## start Extracted information
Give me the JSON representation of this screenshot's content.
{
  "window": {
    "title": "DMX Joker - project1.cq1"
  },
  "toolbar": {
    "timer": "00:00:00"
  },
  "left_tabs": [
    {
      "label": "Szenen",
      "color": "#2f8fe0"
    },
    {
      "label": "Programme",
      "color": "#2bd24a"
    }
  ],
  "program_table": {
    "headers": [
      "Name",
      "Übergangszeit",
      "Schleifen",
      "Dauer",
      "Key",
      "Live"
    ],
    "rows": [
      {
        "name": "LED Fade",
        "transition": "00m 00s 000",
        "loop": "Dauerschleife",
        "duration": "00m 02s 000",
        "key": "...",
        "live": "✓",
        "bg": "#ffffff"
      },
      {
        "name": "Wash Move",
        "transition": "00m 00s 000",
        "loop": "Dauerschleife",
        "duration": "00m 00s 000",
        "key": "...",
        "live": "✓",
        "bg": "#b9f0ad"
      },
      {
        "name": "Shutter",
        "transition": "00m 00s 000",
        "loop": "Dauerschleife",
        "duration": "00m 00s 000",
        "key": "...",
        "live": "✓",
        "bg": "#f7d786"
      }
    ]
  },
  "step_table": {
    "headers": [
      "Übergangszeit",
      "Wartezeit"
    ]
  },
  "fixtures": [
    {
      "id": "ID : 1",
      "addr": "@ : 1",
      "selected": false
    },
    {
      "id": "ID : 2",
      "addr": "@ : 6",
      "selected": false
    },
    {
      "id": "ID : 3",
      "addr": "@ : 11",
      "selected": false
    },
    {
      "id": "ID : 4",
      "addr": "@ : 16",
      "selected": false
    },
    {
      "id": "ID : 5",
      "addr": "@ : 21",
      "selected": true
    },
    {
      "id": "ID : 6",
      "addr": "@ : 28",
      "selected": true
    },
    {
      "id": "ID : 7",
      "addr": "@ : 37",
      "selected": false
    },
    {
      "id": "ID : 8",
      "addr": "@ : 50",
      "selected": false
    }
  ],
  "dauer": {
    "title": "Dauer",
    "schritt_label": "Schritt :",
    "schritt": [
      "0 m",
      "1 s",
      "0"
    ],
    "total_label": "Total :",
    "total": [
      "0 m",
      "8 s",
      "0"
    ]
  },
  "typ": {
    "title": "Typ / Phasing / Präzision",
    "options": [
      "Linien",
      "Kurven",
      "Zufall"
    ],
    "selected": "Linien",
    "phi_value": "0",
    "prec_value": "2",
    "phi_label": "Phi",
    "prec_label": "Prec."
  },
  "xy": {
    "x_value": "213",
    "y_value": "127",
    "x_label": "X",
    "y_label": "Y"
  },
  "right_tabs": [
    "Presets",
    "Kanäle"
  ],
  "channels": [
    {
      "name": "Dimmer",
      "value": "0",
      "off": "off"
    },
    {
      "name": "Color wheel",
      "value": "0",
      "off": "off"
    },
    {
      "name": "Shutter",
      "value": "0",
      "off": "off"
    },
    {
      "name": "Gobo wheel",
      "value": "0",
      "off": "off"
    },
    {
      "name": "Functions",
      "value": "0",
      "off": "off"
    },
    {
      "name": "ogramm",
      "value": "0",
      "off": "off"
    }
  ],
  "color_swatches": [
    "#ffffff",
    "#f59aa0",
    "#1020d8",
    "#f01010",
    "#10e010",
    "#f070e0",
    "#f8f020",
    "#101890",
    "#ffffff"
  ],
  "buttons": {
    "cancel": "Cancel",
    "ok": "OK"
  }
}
## end Extracted information
▸ Exercise
Above are the records; retype every one exactly.

▸ Task answer
Give me the JSON representation of this screenshot's content.
{
  "window": {
    "title": "DMX Joker - project1.cq1"
  },
  "toolbar": {
    "timer": "00:00:00"
  },
  "left_tabs": [
    {
      "label": "Szenen",
      "color": "#2f8fe0"
    },
    {
      "label": "Programme",
      "color": "#2bd24a"
    }
  ],
  "program_table": {
    "headers": [
      "Name",
      "Übergangszeit",
      "Schleifen",
      "Dauer",
      "Key",
      "Live"
    ],
    "rows": [
      {
        "name": "LED Fade",
        "transition": "00m 00s 000",
        "loop": "Dauerschleife",
        "duration": "00m 02s 000",
        "key": "...",
        "live": "✓",
        "bg": "#ffffff"
      },
      {
        "name": "Wash Move",
        "transition": "00m 00s 000",
        "loop": "Dauerschleife",
        "duration": "00m 00s 000",
        "key": "...",
        "live": "✓",
        "bg": "#b9f0ad"
      },
      {
        "name": "Shutter",
        "transition": "00m 00s 000",
        "loop": "Dauerschleife",
        "duration": "00m 00s 000",
        "key": "...",
        "live": "✓",
        "bg": "#f7d786"
      }
    ]
  },
  "step_table": {
    "headers": [
      "Übergangszeit",
      "Wartezeit"
    ]
  },
  "fixtures": [
    {
      "id": "ID : 1",
      "addr": "@ : 1",
      "selected": false
    },
    {
      "id": "ID : 2",
      "addr": "@ : 6",
      "selected": false
    },
    {
      "id": "ID : 3",
      "addr": "@ : 11",
      "selected": false
    },
    {
      "id": "ID : 4",
      "addr": "@ : 16",
      "selected": false
    },
    {
      "id": "ID : 5",
      "addr": "@ : 21",
      "selected": true
    },
    {
      "id": "ID : 6",
      "addr": "@ : 28",
      "selected": true
    },
    {
      "id": "ID : 7",
      "addr": "@ : 37",
      "selected": false
    },
    {
      "id": "ID : 8",
      "addr": "@ : 50",
      "selected": false
    }
  ],
  "dauer": {
    "title": "Dauer",
    "schritt_label": "Schritt :",
    "schritt": [
      "0 m",
      "1 s",
      "0"
    ],
    "total_label": "Total :",
    "total": [
      "0 m",
      "8 s",
      "0"
    ]
  },
  "typ": {
    "title": "Typ / Phasing / Präzision",
    "options": [
      "Linien",
      "Kurven",
      "Zufall"
    ],
    "selected": "Linien",
    "phi_value": "0",
    "prec_value": "2",
    "phi_label": "Phi",
    "prec_label": "Prec."
  },
  "xy": {
    "x_value": "213",
    "y_value": "127",
    "x_label": "X",
    "y_label": "Y"
  },
  "right_tabs": [
    "Presets",
    "Kanäle"
  ],
  "channels": [
    {
      "name": "Dimmer",
      "value": "0",
      "off": "off"
    },
    {
      "name": "Color wheel",
      "value": "0",
      "off": "off"
    },
    {
      "name": "Shutter",
      "value": "0",
      "off": "off"
    },
    {
      "name": "Gobo wheel",
      "value": "0",
      "off": "off"
    },
    {
      "name": "Functions",
      "value": "0",
      "off": "off"
    },
    {
      "name": "ogramm",
      "value": "0",
      "off": "off"
    }
  ],
  "color_swatches": [
    "#ffffff",
    "#f59aa0",
    "#1020d8",
    "#f01010",
    "#10e010",
    "#f070e0",
    "#f8f020",
    "#101890",
    "#ffffff"
  ],
  "buttons": {
    "cancel": "Cancel",
    "ok": "OK"
  }
}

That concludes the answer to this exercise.